▶ [Aim of the task] Pick out the lines below that include the string "notre".

== Records for this task

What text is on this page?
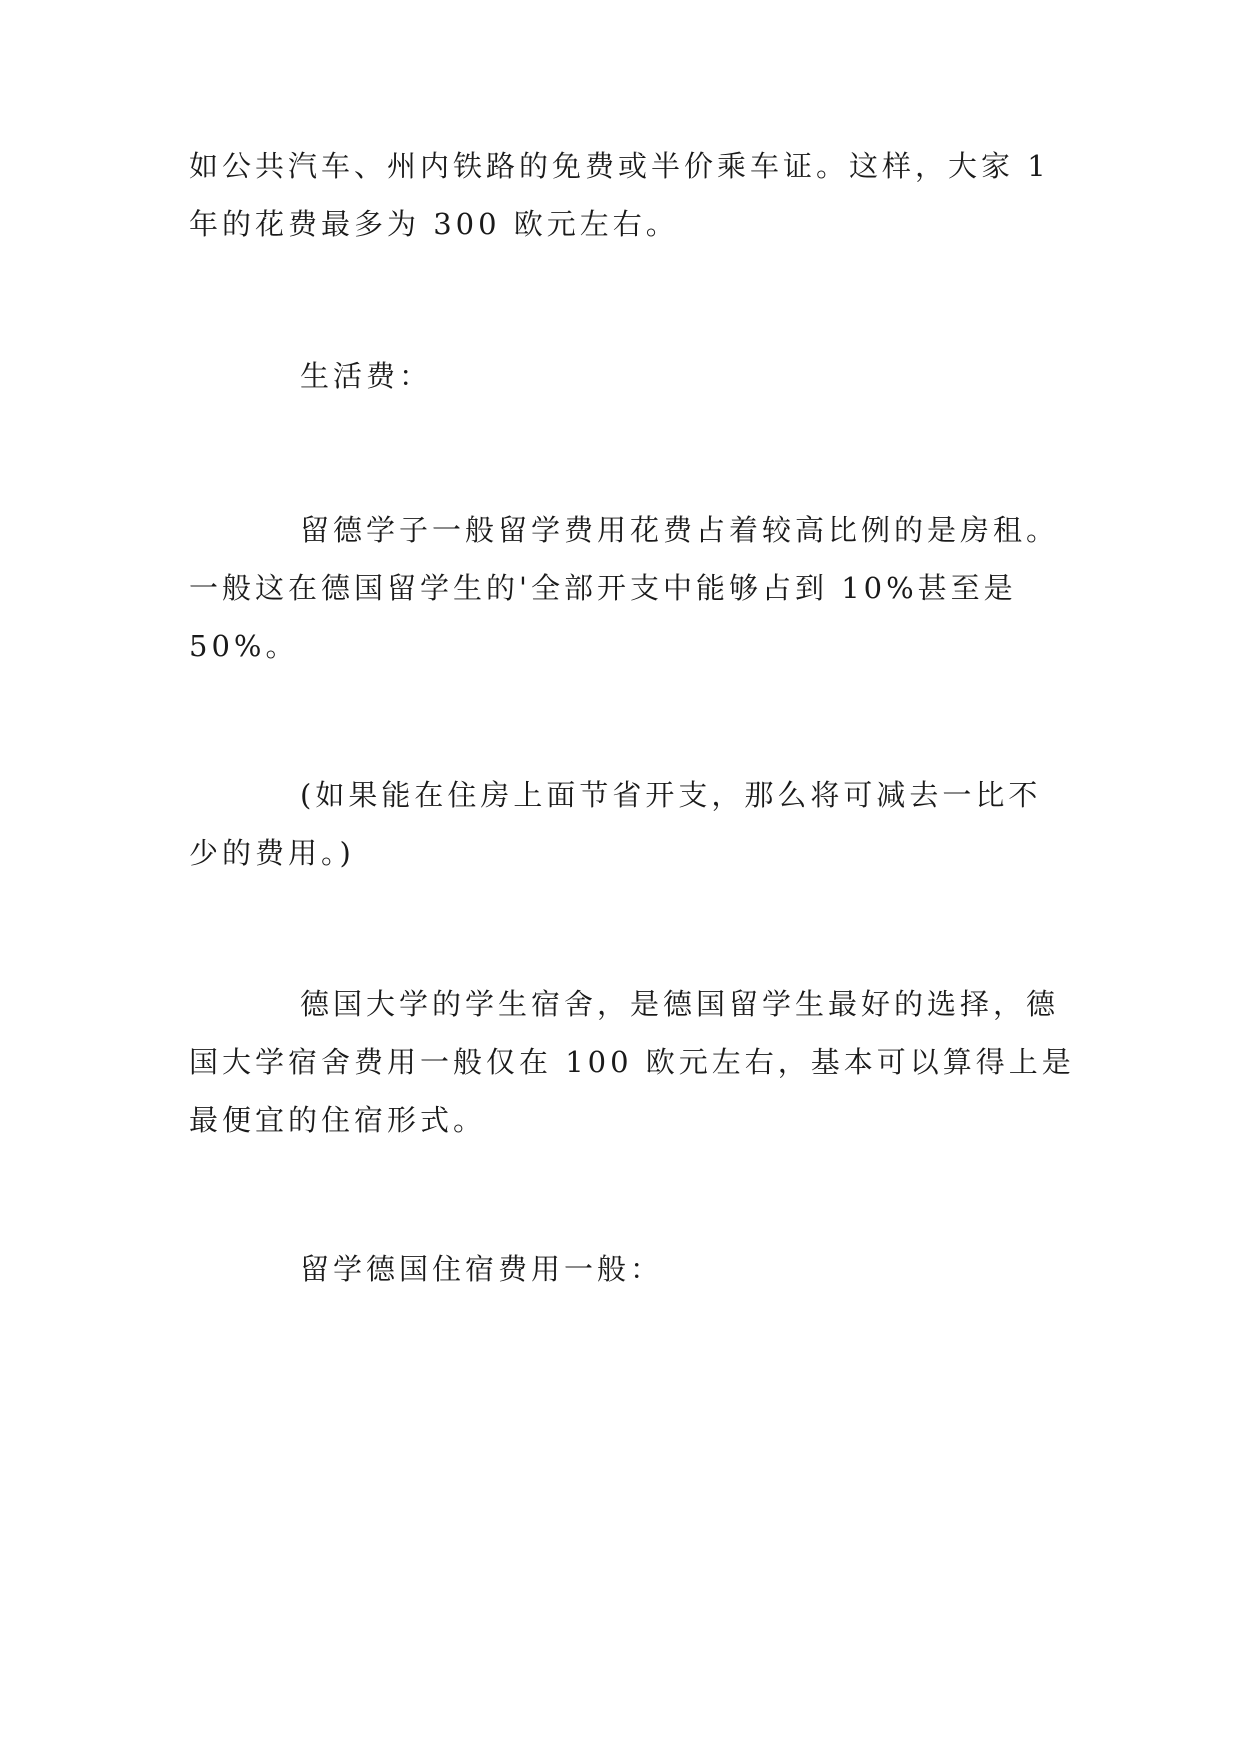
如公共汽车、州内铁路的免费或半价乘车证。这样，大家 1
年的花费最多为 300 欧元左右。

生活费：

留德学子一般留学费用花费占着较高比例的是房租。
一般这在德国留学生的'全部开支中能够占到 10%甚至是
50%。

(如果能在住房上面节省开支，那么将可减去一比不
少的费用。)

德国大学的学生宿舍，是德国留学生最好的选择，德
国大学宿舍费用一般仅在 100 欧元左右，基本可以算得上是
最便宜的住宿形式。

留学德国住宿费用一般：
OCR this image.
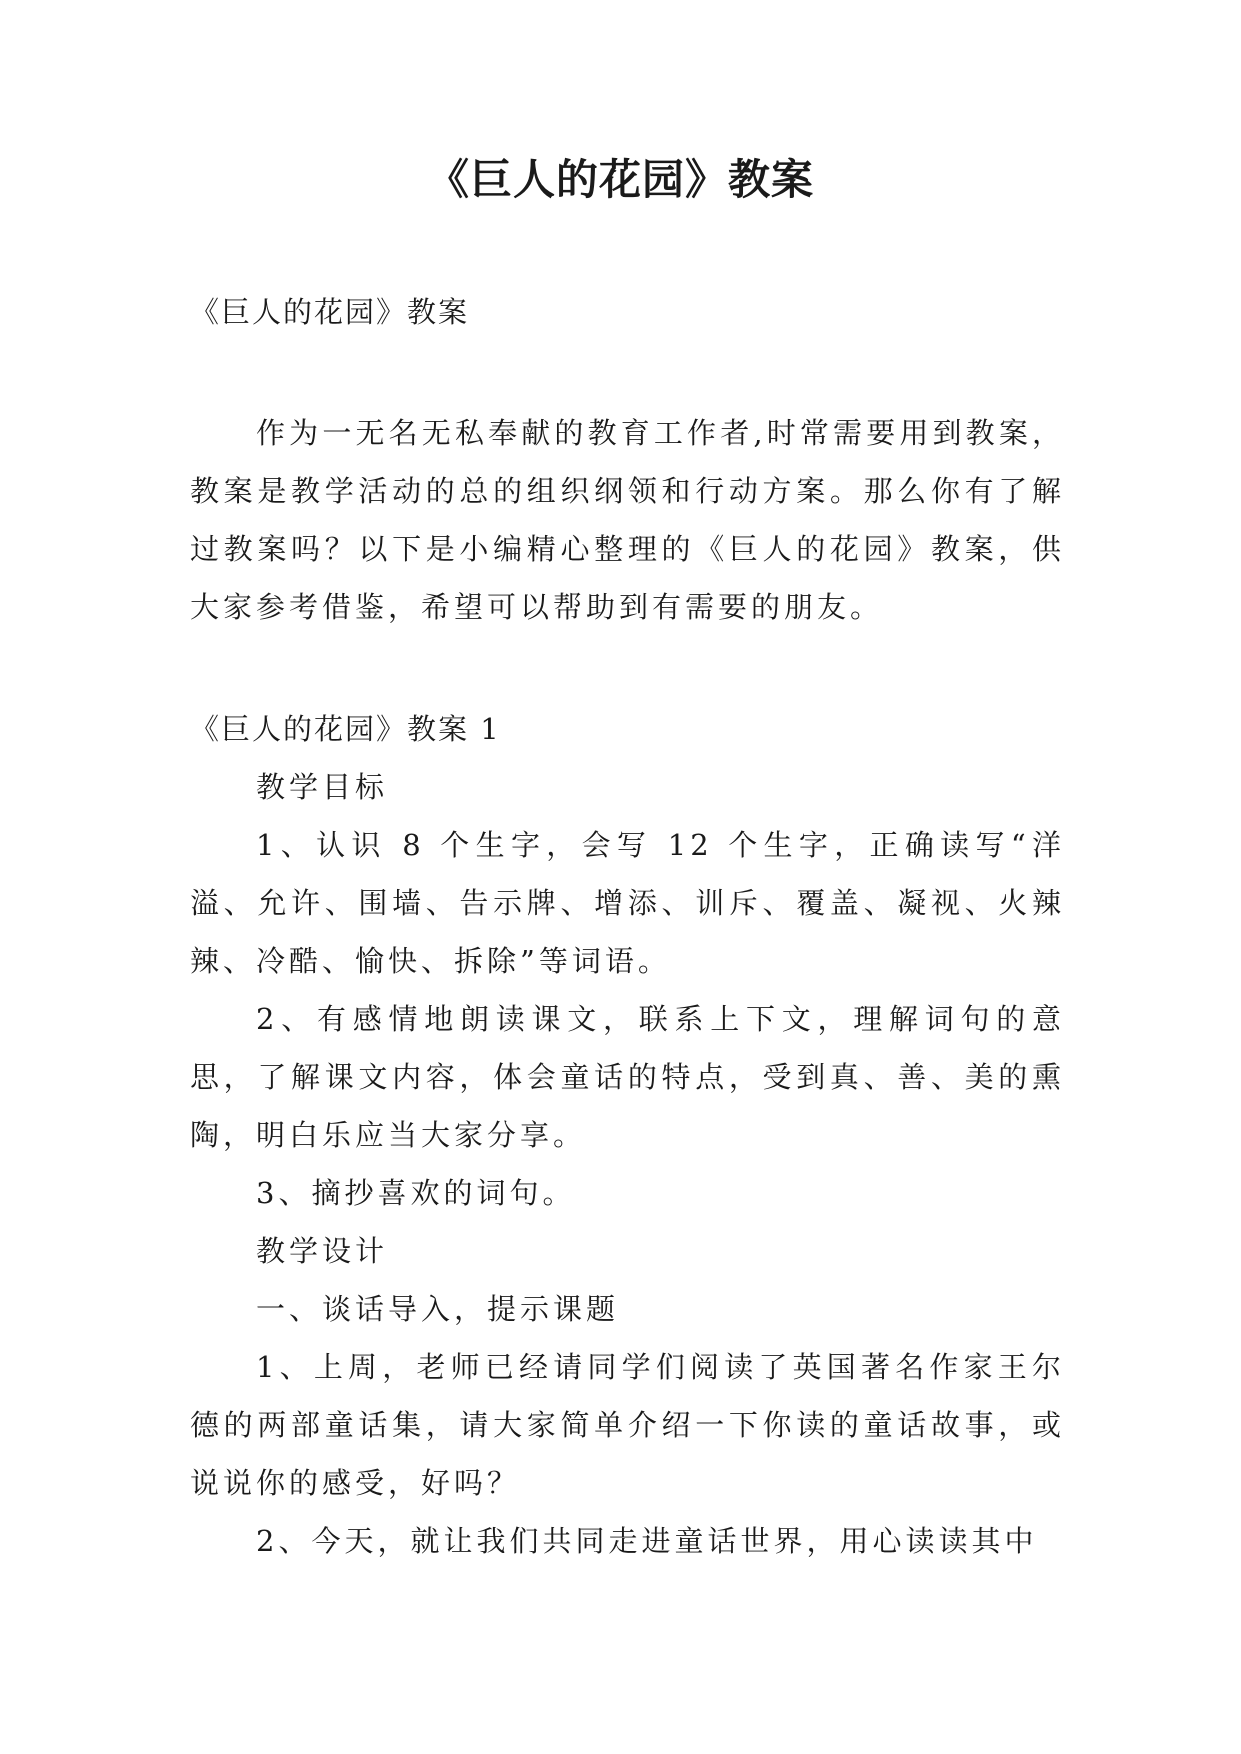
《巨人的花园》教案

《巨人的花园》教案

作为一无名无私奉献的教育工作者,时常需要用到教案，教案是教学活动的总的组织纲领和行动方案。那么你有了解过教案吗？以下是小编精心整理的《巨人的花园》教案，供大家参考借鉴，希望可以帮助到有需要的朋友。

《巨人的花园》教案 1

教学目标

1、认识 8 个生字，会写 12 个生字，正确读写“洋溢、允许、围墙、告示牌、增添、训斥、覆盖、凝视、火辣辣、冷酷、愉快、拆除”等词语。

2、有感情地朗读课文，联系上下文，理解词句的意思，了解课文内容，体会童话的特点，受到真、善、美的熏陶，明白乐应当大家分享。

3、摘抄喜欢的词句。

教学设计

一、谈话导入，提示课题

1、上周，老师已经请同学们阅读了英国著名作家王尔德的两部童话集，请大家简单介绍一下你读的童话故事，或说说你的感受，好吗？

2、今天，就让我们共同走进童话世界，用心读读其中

====
== Records for this task

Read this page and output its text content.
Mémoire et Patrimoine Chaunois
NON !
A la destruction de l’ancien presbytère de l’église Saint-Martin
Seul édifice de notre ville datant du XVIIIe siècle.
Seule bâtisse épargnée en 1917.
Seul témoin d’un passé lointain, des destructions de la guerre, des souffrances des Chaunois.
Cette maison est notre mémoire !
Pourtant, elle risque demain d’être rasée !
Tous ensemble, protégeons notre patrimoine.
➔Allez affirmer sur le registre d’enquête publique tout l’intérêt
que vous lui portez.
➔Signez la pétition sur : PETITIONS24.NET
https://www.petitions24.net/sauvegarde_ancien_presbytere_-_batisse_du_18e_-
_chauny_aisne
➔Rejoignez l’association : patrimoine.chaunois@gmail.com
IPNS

====
== Records for this task

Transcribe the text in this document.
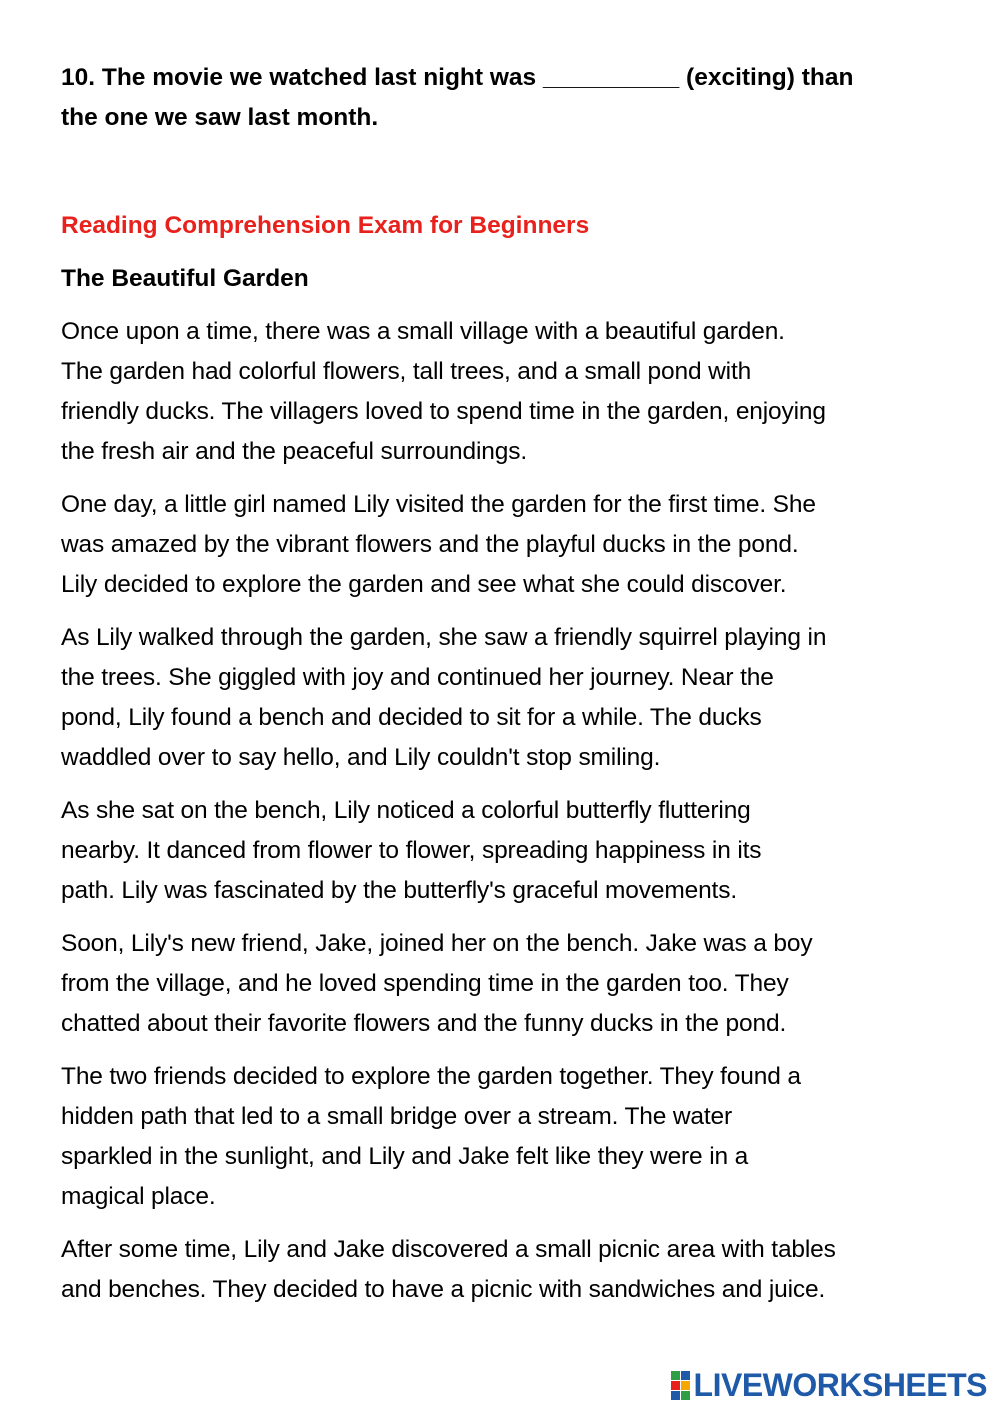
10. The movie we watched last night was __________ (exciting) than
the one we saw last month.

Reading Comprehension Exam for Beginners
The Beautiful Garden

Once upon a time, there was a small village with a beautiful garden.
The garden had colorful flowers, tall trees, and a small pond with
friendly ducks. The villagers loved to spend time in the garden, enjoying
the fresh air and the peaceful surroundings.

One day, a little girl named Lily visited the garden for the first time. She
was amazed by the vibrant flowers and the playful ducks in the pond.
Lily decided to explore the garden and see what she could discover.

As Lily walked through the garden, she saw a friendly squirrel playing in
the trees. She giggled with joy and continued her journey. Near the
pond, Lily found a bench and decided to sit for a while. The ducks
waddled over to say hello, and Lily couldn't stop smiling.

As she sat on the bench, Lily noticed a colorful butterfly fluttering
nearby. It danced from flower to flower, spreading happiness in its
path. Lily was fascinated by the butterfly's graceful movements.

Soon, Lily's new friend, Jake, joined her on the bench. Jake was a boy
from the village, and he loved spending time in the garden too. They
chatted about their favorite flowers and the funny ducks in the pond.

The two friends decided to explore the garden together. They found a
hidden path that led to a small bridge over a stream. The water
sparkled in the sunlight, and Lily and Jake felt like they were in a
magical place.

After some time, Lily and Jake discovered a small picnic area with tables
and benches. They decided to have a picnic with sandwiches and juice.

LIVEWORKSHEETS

====

▶ [Result for this exercise]
Seul édifice de notre ville datant du XVIIIe siècle.
Cette maison est notre mémoire !
Tous ensemble, protégeons notre patrimoine.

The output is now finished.